» EXERCISE INSTRUCTIONS
Retype the listing that follows, exactly as written.

» TASK DATA
━━━━━━━━━━━━━━━━━━━━

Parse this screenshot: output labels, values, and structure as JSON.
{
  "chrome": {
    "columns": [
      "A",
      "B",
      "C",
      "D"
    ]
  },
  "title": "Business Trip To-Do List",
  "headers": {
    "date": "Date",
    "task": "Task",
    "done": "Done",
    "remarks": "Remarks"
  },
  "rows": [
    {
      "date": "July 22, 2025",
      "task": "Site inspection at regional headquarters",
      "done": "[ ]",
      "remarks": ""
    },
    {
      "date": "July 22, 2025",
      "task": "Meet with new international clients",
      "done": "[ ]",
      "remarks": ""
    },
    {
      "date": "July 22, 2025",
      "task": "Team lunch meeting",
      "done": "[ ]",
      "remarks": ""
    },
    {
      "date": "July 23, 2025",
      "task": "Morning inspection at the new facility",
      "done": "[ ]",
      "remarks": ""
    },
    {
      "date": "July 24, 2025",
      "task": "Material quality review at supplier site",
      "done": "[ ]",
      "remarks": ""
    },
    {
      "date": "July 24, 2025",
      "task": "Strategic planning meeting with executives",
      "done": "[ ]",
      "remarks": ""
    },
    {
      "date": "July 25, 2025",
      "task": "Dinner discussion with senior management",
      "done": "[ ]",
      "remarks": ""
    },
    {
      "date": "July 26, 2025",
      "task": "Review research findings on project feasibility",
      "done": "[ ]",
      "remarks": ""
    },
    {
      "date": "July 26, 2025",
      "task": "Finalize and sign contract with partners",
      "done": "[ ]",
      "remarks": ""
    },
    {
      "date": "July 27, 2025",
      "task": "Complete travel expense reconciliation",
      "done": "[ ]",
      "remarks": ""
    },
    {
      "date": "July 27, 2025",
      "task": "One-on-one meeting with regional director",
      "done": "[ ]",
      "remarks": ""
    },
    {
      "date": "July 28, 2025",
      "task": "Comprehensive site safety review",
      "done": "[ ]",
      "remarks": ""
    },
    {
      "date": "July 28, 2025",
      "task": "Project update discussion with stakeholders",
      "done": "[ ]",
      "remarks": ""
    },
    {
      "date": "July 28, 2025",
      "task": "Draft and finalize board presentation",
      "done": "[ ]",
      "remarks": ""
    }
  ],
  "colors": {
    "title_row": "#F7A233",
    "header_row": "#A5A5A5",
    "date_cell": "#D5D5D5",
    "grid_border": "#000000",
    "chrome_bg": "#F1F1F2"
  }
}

━━━━━━━━━━━━━━━━━━━━

» EXERCISE SOLUTION
Parse this screenshot: output labels, values, and structure as JSON.
{
  "chrome": {
    "columns": [
      "A",
      "B",
      "C",
      "D"
    ]
  },
  "title": "Business Trip To-Do List",
  "headers": {
    "date": "Date",
    "task": "Task",
    "done": "Done",
    "remarks": "Remarks"
  },
  "rows": [
    {
      "date": "July 22, 2025",
      "task": "Site inspection at regional headquarters",
      "done": "[ ]",
      "remarks": ""
    },
    {
      "date": "July 22, 2025",
      "task": "Meet with new international clients",
      "done": "[ ]",
      "remarks": ""
    },
    {
      "date": "July 22, 2025",
      "task": "Team lunch meeting",
      "done": "[ ]",
      "remarks": ""
    },
    {
      "date": "July 23, 2025",
      "task": "Morning inspection at the new facility",
      "done": "[ ]",
      "remarks": ""
    },
    {
      "date": "July 24, 2025",
      "task": "Material quality review at supplier site",
      "done": "[ ]",
      "remarks": ""
    },
    {
      "date": "July 24, 2025",
      "task": "Strategic planning meeting with executives",
      "done": "[ ]",
      "remarks": ""
    },
    {
      "date": "July 25, 2025",
      "task": "Dinner discussion with senior management",
      "done": "[ ]",
      "remarks": ""
    },
    {
      "date": "July 26, 2025",
      "task": "Review research findings on project feasibility",
      "done": "[ ]",
      "remarks": ""
    },
    {
      "date": "July 26, 2025",
      "task": "Finalize and sign contract with partners",
      "done": "[ ]",
      "remarks": ""
    },
    {
      "date": "July 27, 2025",
      "task": "Complete travel expense reconciliation",
      "done": "[ ]",
      "remarks": ""
    },
    {
      "date": "July 27, 2025",
      "task": "One-on-one meeting with regional director",
      "done": "[ ]",
      "remarks": ""
    },
    {
      "date": "July 28, 2025",
      "task": "Comprehensive site safety review",
      "done": "[ ]",
      "remarks": ""
    },
    {
      "date": "July 28, 2025",
      "task": "Project update discussion with stakeholders",
      "done": "[ ]",
      "remarks": ""
    },
    {
      "date": "July 28, 2025",
      "task": "Draft and finalize board presentation",
      "done": "[ ]",
      "remarks": ""
    }
  ],
  "colors": {
    "title_row": "#F7A233",
    "header_row": "#A5A5A5",
    "date_cell": "#D5D5D5",
    "grid_border": "#000000",
    "chrome_bg": "#F1F1F2"
  }
}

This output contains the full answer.